━━ Records for this exercise
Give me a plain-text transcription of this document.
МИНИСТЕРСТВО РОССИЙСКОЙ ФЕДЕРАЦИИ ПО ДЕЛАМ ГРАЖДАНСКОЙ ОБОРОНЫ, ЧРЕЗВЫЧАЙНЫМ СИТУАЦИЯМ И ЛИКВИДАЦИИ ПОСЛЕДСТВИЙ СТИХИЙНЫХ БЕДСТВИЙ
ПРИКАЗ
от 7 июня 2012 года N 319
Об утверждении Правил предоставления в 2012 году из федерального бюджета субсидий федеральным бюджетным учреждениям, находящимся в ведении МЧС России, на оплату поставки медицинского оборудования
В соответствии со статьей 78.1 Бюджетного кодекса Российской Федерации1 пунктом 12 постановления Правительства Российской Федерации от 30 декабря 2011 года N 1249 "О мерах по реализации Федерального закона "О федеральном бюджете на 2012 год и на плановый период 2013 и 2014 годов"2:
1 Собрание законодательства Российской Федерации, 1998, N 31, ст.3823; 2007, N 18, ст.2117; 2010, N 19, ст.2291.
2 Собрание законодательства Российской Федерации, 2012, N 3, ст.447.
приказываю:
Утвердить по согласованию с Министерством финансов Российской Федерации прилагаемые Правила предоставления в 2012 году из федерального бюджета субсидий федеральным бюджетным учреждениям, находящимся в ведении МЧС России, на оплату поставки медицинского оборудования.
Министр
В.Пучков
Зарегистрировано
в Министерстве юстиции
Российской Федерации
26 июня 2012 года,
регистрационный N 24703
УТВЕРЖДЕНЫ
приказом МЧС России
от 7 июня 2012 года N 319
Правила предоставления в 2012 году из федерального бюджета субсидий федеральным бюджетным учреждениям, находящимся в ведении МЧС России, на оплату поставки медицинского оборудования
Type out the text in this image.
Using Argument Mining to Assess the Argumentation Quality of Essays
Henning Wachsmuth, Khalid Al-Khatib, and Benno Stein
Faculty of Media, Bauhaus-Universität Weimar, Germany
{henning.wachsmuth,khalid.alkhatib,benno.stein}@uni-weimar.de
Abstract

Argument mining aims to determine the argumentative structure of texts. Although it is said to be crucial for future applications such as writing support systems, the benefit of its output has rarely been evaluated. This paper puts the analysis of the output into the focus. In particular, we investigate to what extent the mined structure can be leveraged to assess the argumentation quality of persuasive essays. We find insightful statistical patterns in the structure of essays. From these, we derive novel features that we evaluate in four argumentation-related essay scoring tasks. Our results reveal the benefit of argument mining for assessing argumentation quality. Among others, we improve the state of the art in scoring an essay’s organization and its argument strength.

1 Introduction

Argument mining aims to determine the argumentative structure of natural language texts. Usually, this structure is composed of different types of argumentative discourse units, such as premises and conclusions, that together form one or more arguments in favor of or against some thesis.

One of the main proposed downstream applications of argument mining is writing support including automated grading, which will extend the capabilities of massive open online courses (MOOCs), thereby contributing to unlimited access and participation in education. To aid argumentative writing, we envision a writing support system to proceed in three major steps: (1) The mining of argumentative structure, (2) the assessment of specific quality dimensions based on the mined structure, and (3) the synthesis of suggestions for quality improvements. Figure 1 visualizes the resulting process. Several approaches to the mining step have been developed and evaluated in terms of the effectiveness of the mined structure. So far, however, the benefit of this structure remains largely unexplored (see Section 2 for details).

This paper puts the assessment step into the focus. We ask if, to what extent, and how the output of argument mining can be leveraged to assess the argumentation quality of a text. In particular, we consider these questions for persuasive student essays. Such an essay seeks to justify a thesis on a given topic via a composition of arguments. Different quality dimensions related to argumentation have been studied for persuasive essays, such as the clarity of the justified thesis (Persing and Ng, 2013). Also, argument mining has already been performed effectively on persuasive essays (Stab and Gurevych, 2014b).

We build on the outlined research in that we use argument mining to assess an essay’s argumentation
━━━━
— Prompt —
Point out every line holding the string "предоставления" and copy it.

— Expected answer —
Об утверждении Правил предоставления в 2012 году из федерального бюджета субсидий федеральным бюджетным учреждениям, находящимся в ведении МЧС России, на оплату поставки медицинского оборудования
Утвердить по согласованию с Министерством финансов Российской Федерации прилагаемые Правила предоставления в 2012 году из федерального бюджета субсидий федеральным бюджетным учреждениям, находящимся в ведении МЧС России, на оплату поставки медицинского оборудования.
Правила предоставления в 2012 году из федерального бюджета субсидий федеральным бюджетным учреждениям, находящимся в ведении МЧС России, на оплату поставки медицинского оборудования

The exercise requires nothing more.